--- START Record extracts ---

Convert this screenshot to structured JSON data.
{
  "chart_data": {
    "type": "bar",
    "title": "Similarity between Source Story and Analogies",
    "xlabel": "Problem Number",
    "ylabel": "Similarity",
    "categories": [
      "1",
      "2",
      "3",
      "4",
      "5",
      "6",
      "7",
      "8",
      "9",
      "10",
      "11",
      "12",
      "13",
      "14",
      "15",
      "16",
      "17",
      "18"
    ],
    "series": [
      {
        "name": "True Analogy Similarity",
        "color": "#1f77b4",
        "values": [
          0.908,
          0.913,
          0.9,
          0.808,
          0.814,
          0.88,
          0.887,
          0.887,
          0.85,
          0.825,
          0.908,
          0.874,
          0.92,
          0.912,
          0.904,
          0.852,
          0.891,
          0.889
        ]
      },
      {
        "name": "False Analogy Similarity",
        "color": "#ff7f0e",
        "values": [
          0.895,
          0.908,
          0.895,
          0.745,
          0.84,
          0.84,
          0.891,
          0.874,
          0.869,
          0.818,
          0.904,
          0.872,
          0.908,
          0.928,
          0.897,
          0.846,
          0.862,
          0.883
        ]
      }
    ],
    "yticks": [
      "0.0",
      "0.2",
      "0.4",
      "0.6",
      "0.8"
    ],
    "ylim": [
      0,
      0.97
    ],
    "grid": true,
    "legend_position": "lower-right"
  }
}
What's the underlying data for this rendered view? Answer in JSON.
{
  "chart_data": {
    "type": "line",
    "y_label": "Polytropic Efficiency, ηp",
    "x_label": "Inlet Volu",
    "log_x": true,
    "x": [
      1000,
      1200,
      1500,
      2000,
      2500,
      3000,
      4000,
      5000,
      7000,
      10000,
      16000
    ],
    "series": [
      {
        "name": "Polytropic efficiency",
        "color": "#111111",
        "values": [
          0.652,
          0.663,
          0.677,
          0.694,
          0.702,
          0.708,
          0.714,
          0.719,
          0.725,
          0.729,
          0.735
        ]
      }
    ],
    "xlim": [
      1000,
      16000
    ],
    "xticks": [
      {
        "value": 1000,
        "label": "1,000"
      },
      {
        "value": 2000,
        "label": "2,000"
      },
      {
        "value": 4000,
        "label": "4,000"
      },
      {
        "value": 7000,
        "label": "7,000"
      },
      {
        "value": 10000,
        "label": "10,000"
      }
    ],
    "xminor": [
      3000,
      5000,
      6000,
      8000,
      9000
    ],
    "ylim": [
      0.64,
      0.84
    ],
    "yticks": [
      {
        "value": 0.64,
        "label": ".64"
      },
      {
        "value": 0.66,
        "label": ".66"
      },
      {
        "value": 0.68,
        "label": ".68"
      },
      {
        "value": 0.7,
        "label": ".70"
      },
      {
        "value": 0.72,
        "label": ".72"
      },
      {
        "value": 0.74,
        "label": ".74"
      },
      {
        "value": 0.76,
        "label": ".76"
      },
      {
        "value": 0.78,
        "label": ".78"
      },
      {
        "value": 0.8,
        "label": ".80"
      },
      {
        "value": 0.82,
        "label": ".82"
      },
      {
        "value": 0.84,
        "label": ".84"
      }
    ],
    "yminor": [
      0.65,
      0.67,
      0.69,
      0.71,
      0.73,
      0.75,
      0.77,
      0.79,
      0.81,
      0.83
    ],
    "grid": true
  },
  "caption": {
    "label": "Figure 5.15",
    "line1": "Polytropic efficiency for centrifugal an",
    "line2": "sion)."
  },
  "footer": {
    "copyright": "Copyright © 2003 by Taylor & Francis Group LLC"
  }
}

--- END Record extracts ---

(What to produce) Write out all of the records above exactly as they appear.

(Exercise result)
Convert this screenshot to structured JSON data.
{
  "chart_data": {
    "type": "bar",
    "title": "Similarity between Source Story and Analogies",
    "xlabel": "Problem Number",
    "ylabel": "Similarity",
    "categories": [
      "1",
      "2",
      "3",
      "4",
      "5",
      "6",
      "7",
      "8",
      "9",
      "10",
      "11",
      "12",
      "13",
      "14",
      "15",
      "16",
      "17",
      "18"
    ],
    "series": [
      {
        "name": "True Analogy Similarity",
        "color": "#1f77b4",
        "values": [
          0.908,
          0.913,
          0.9,
          0.808,
          0.814,
          0.88,
          0.887,
          0.887,
          0.85,
          0.825,
          0.908,
          0.874,
          0.92,
          0.912,
          0.904,
          0.852,
          0.891,
          0.889
        ]
      },
      {
        "name": "False Analogy Similarity",
        "color": "#ff7f0e",
        "values": [
          0.895,
          0.908,
          0.895,
          0.745,
          0.84,
          0.84,
          0.891,
          0.874,
          0.869,
          0.818,
          0.904,
          0.872,
          0.908,
          0.928,
          0.897,
          0.846,
          0.862,
          0.883
        ]
      }
    ],
    "yticks": [
      "0.0",
      "0.2",
      "0.4",
      "0.6",
      "0.8"
    ],
    "ylim": [
      0,
      0.97
    ],
    "grid": true,
    "legend_position": "lower-right"
  }
}
What's the underlying data for this rendered view? Answer in JSON.
{
  "chart_data": {
    "type": "line",
    "y_label": "Polytropic Efficiency, ηp",
    "x_label": "Inlet Volu",
    "log_x": true,
    "x": [
      1000,
      1200,
      1500,
      2000,
      2500,
      3000,
      4000,
      5000,
      7000,
      10000,
      16000
    ],
    "series": [
      {
        "name": "Polytropic efficiency",
        "color": "#111111",
        "values": [
          0.652,
          0.663,
          0.677,
          0.694,
          0.702,
          0.708,
          0.714,
          0.719,
          0.725,
          0.729,
          0.735
        ]
      }
    ],
    "xlim": [
      1000,
      16000
    ],
    "xticks": [
      {
        "value": 1000,
        "label": "1,000"
      },
      {
        "value": 2000,
        "label": "2,000"
      },
      {
        "value": 4000,
        "label": "4,000"
      },
      {
        "value": 7000,
        "label": "7,000"
      },
      {
        "value": 10000,
        "label": "10,000"
      }
    ],
    "xminor": [
      3000,
      5000,
      6000,
      8000,
      9000
    ],
    "ylim": [
      0.64,
      0.84
    ],
    "yticks": [
      {
        "value": 0.64,
        "label": ".64"
      },
      {
        "value": 0.66,
        "label": ".66"
      },
      {
        "value": 0.68,
        "label": ".68"
      },
      {
        "value": 0.7,
        "label": ".70"
      },
      {
        "value": 0.72,
        "label": ".72"
      },
      {
        "value": 0.74,
        "label": ".74"
      },
      {
        "value": 0.76,
        "label": ".76"
      },
      {
        "value": 0.78,
        "label": ".78"
      },
      {
        "value": 0.8,
        "label": ".80"
      },
      {
        "value": 0.82,
        "label": ".82"
      },
      {
        "value": 0.84,
        "label": ".84"
      }
    ],
    "yminor": [
      0.65,
      0.67,
      0.69,
      0.71,
      0.73,
      0.75,
      0.77,
      0.79,
      0.81,
      0.83
    ],
    "grid": true
  },
  "caption": {
    "label": "Figure 5.15",
    "line1": "Polytropic efficiency for centrifugal an",
    "line2": "sion)."
  },
  "footer": {
    "copyright": "Copyright © 2003 by Taylor & Francis Group LLC"
  }
}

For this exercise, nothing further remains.